Copy all lines holding the word "JSON" from the entries.

(Records from a collection)
-*-
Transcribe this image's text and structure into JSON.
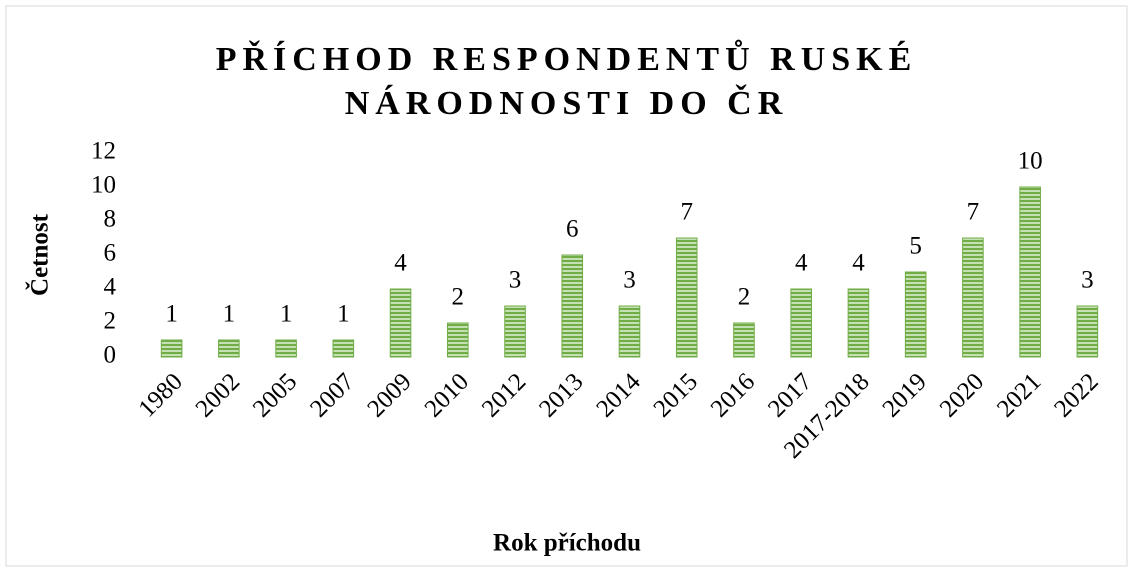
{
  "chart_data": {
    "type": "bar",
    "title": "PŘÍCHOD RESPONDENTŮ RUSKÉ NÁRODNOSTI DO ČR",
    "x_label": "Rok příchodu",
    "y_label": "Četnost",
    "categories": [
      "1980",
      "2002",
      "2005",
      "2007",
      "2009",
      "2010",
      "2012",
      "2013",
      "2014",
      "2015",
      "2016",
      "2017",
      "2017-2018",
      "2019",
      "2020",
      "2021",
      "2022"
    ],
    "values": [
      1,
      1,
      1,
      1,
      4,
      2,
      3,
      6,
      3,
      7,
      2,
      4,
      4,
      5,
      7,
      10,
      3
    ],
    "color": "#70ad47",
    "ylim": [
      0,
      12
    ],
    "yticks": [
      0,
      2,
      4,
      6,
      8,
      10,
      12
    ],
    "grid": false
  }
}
-*-
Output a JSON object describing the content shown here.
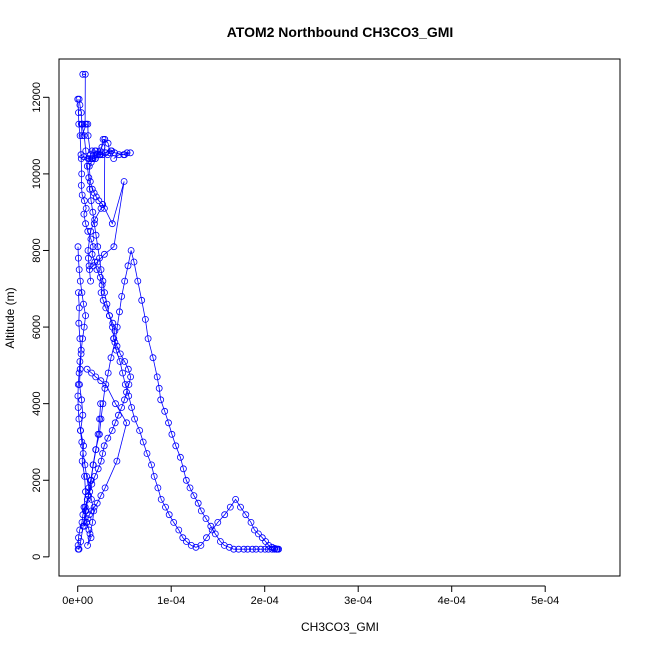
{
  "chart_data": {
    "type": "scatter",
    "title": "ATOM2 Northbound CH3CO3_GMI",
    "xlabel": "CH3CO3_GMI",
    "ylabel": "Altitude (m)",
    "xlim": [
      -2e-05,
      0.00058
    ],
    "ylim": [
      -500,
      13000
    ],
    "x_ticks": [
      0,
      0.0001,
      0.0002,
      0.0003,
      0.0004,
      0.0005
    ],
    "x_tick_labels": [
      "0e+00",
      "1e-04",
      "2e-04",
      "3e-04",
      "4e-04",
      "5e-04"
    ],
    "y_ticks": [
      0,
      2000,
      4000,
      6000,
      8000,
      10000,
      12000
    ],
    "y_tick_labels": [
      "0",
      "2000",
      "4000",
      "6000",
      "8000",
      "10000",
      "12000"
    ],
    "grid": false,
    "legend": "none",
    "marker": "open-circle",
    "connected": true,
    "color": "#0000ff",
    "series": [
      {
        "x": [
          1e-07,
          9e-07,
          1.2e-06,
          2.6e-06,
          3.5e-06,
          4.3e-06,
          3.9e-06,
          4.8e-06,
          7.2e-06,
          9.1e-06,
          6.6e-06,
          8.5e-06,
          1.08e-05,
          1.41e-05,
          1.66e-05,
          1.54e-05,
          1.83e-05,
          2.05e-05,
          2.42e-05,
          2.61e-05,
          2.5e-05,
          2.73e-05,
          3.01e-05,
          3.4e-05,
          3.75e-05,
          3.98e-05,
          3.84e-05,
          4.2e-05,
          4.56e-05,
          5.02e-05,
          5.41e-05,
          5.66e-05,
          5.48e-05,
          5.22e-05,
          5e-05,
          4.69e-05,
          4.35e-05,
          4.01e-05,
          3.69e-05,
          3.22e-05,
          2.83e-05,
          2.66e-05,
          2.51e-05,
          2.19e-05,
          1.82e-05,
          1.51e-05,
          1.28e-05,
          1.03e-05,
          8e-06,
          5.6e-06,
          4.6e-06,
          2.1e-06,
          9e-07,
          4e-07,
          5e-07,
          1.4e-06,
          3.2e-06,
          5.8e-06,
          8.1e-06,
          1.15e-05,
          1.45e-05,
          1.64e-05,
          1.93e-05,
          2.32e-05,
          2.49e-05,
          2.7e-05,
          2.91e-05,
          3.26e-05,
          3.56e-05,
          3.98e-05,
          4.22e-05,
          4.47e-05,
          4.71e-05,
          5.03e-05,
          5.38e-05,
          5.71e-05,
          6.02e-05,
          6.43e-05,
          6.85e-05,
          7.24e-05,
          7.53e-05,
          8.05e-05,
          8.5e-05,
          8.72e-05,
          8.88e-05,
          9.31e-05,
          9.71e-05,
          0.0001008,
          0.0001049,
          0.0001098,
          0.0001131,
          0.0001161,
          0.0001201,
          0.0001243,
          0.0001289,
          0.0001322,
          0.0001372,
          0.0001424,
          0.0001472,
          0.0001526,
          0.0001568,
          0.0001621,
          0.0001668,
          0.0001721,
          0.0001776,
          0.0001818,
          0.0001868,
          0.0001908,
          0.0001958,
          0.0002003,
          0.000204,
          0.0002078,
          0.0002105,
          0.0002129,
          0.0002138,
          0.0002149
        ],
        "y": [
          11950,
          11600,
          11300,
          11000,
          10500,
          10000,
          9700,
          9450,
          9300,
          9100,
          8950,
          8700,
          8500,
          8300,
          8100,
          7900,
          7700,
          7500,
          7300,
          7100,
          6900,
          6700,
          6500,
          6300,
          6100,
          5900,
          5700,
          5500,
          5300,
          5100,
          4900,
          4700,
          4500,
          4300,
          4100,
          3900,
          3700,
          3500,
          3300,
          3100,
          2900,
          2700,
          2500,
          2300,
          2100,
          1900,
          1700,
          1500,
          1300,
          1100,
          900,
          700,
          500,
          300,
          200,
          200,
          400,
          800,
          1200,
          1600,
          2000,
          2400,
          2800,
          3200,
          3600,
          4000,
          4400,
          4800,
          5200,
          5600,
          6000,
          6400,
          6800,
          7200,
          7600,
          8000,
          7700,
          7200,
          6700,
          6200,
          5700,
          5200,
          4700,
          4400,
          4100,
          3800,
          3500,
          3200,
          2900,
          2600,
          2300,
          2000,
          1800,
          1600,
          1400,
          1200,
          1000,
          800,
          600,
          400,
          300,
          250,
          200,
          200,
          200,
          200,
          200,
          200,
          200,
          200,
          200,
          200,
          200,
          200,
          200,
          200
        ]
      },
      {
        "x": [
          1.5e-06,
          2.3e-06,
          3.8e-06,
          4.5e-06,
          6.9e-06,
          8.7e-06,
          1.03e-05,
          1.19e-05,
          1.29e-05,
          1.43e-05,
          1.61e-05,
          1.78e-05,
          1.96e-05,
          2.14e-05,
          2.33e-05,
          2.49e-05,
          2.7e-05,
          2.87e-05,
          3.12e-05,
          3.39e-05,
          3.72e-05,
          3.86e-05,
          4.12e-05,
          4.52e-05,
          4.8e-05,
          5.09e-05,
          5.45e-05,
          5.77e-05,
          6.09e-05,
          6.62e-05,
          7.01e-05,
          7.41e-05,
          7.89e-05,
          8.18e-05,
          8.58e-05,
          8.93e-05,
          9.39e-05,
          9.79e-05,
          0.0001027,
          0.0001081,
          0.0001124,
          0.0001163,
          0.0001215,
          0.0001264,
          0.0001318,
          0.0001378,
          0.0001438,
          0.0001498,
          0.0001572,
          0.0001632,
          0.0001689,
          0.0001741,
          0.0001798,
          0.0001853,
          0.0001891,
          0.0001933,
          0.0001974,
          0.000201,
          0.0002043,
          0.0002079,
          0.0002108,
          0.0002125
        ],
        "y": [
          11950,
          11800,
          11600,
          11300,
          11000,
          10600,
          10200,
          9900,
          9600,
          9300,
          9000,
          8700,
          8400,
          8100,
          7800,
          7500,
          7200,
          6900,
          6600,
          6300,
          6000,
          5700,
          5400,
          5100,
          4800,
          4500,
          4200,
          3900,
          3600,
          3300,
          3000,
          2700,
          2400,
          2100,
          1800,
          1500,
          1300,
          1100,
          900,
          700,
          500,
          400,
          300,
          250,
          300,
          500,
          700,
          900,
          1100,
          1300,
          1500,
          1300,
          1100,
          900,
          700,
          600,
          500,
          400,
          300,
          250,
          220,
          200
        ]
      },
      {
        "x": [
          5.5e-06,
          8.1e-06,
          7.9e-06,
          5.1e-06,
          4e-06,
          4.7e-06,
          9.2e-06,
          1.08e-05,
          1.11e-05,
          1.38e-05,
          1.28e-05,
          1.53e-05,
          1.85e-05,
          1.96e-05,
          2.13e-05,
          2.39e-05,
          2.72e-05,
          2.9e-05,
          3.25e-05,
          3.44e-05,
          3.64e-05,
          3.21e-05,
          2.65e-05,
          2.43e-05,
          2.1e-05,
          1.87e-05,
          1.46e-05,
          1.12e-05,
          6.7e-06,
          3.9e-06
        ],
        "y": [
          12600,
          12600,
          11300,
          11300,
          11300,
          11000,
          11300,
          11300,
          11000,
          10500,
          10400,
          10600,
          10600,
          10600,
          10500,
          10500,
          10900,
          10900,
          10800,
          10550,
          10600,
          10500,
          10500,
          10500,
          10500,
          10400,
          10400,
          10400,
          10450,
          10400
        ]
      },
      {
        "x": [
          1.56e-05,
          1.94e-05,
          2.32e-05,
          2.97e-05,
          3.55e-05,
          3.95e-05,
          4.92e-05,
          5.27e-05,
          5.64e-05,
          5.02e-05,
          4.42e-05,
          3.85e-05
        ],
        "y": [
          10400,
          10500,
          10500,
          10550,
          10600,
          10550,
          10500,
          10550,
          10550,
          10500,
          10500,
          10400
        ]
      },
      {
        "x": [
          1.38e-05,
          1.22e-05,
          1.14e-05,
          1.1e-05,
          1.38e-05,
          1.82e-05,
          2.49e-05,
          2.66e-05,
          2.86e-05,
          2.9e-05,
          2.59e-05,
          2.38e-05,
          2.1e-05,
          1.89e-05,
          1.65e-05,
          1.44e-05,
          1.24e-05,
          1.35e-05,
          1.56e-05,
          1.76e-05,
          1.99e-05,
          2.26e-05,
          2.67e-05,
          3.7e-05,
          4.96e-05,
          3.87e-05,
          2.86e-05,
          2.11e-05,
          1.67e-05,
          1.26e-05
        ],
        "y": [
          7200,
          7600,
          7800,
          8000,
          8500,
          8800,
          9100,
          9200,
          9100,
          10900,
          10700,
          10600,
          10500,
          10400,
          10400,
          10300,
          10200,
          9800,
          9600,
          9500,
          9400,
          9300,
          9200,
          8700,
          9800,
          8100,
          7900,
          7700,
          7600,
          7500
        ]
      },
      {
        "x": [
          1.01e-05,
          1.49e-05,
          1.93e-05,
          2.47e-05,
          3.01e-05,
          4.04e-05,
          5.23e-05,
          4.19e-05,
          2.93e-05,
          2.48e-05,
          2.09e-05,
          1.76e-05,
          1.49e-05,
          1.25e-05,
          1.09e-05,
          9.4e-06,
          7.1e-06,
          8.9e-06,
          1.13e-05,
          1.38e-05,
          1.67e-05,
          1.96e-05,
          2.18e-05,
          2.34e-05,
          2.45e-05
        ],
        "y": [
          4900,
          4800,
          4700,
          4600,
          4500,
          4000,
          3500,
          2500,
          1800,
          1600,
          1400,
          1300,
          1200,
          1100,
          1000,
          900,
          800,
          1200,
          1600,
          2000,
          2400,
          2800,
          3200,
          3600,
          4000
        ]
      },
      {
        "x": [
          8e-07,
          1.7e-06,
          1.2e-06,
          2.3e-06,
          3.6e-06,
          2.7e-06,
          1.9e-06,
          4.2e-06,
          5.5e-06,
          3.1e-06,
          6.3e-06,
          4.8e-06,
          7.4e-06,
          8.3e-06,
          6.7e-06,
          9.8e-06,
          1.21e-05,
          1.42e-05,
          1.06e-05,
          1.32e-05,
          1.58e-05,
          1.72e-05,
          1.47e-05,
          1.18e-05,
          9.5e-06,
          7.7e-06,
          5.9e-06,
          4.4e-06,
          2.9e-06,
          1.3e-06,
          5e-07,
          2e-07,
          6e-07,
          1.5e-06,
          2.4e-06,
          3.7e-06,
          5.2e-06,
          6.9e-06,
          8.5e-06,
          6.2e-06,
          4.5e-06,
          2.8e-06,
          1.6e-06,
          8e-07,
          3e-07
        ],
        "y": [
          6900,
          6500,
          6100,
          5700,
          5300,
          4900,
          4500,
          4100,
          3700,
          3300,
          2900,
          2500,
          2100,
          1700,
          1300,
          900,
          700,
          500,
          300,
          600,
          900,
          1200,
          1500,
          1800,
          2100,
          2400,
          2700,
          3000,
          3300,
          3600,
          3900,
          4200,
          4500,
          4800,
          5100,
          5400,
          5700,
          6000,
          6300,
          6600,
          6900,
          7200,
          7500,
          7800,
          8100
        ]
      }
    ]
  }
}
-*-
- **Response to the exercise**
Transcribe this image's text and structure into JSON.
Output a JSON object describing the content shown here.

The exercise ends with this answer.